(SET PROBLEM)
Each line of the listing must be transcribed exactly, except for the images, which should be excluded.

(SUPPLIED DATA)
----
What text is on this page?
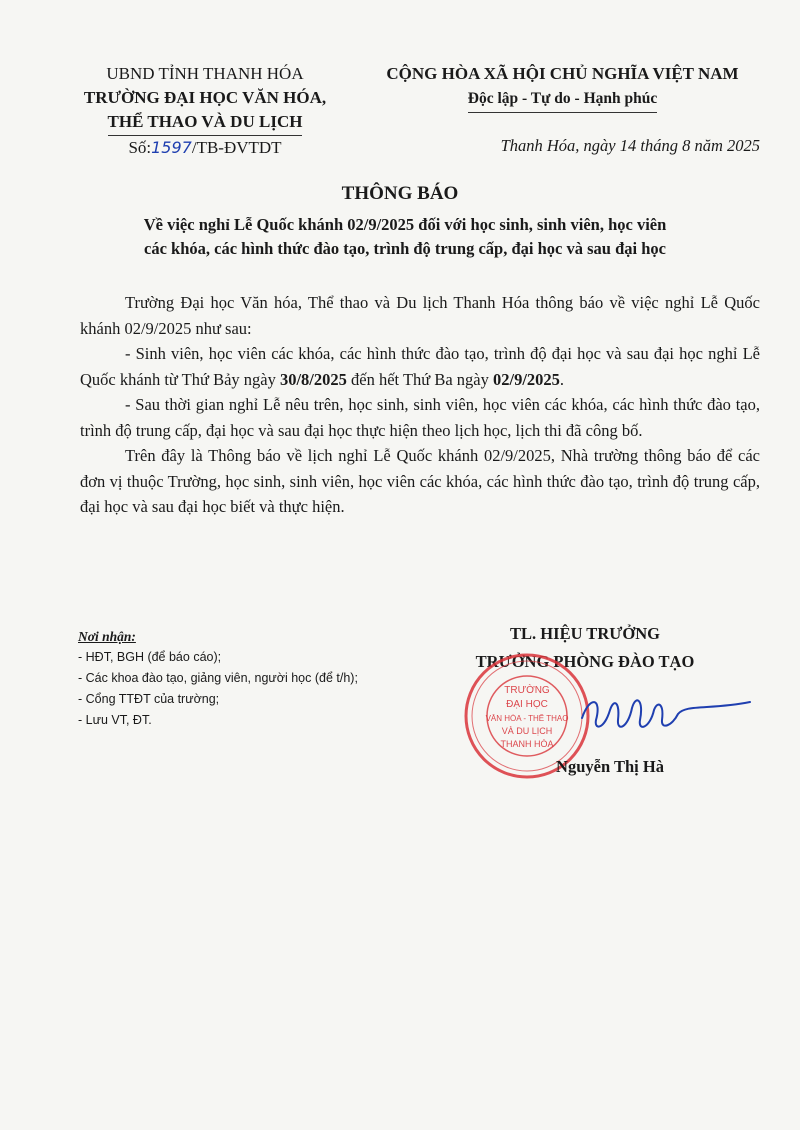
UBND TỈNH THANH HÓA
TRƯỜNG ĐẠI HỌC VĂN HÓA,
THỂ THAO VÀ DU LỊCH
Số:1597/TB-ĐVTDT
CỘNG HÒA XÃ HỘI CHỦ NGHĨA VIỆT NAM
Độc lập - Tự do - Hạnh phúc
Thanh Hóa, ngày 14 tháng 8 năm 2025
THÔNG BÁO
Về việc nghỉ Lễ Quốc khánh 02/9/2025 đối với học sinh, sinh viên, học viên
các khóa, các hình thức đào tạo, trình độ trung cấp, đại học và sau đại học

Trường Đại học Văn hóa, Thể thao và Du lịch Thanh Hóa thông báo về việc nghỉ Lễ Quốc khánh 02/9/2025 như sau:

- Sinh viên, học viên các khóa, các hình thức đào tạo, trình độ đại học và sau đại học nghỉ Lễ Quốc khánh từ Thứ Bảy ngày 30/8/2025 đến hết Thứ Ba ngày 02/9/2025.

- Sau thời gian nghỉ Lễ nêu trên, học sinh, sinh viên, học viên các khóa, các hình thức đào tạo, trình độ trung cấp, đại học và sau đại học thực hiện theo lịch học, lịch thi đã công bố.

Trên đây là Thông báo về lịch nghỉ Lễ Quốc khánh 02/9/2025, Nhà trường thông báo để các đơn vị thuộc Trường, học sinh, sinh viên, học viên các khóa, các hình thức đào tạo, trình độ trung cấp, đại học và sau đại học biết và thực hiện.

Nơi nhận:
- HĐT, BGH (để báo cáo);
- Các khoa đào tạo, giảng viên, người học (để t/h);
- Cổng TTĐT của trường;
- Lưu VT, ĐT.
TL. HIỆU TRƯỞNG
TRƯỞNG PHÒNG ĐÀO TẠO
TRƯỜNG
ĐẠI HỌC
VĂN HÓA - THỂ THAO
VÀ DU LỊCH
THANH HÓA
Nguyễn Thị Hà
----
(TASK ANSWER)
What text is on this page?
UBND TỈNH THANH HÓA
TRƯỜNG ĐẠI HỌC VĂN HÓA,
THỂ THAO VÀ DU LỊCH
Số:1597/TB-ĐVTDT
CỘNG HÒA XÃ HỘI CHỦ NGHĨA VIỆT NAM
Độc lập - Tự do - Hạnh phúc
Thanh Hóa, ngày 14 tháng 8 năm 2025
THÔNG BÁO
Về việc nghỉ Lễ Quốc khánh 02/9/2025 đối với học sinh, sinh viên, học viên
các khóa, các hình thức đào tạo, trình độ trung cấp, đại học và sau đại học

Trường Đại học Văn hóa, Thể thao và Du lịch Thanh Hóa thông báo về việc nghỉ Lễ Quốc khánh 02/9/2025 như sau:

- Sinh viên, học viên các khóa, các hình thức đào tạo, trình độ đại học và sau đại học nghỉ Lễ Quốc khánh từ Thứ Bảy ngày 30/8/2025 đến hết Thứ Ba ngày 02/9/2025.

- Sau thời gian nghỉ Lễ nêu trên, học sinh, sinh viên, học viên các khóa, các hình thức đào tạo, trình độ trung cấp, đại học và sau đại học thực hiện theo lịch học, lịch thi đã công bố.

Trên đây là Thông báo về lịch nghỉ Lễ Quốc khánh 02/9/2025, Nhà trường thông báo để các đơn vị thuộc Trường, học sinh, sinh viên, học viên các khóa, các hình thức đào tạo, trình độ trung cấp, đại học và sau đại học biết và thực hiện.

Nơi nhận:
- HĐT, BGH (để báo cáo);
- Các khoa đào tạo, giảng viên, người học (để t/h);
- Cổng TTĐT của trường;
- Lưu VT, ĐT.
TL. HIỆU TRƯỞNG
TRƯỞNG PHÒNG ĐÀO TẠO
TRƯỜNG
ĐẠI HỌC
VĂN HÓA - THỂ THAO
VÀ DU LỊCH
THANH HÓA
Nguyễn Thị Hà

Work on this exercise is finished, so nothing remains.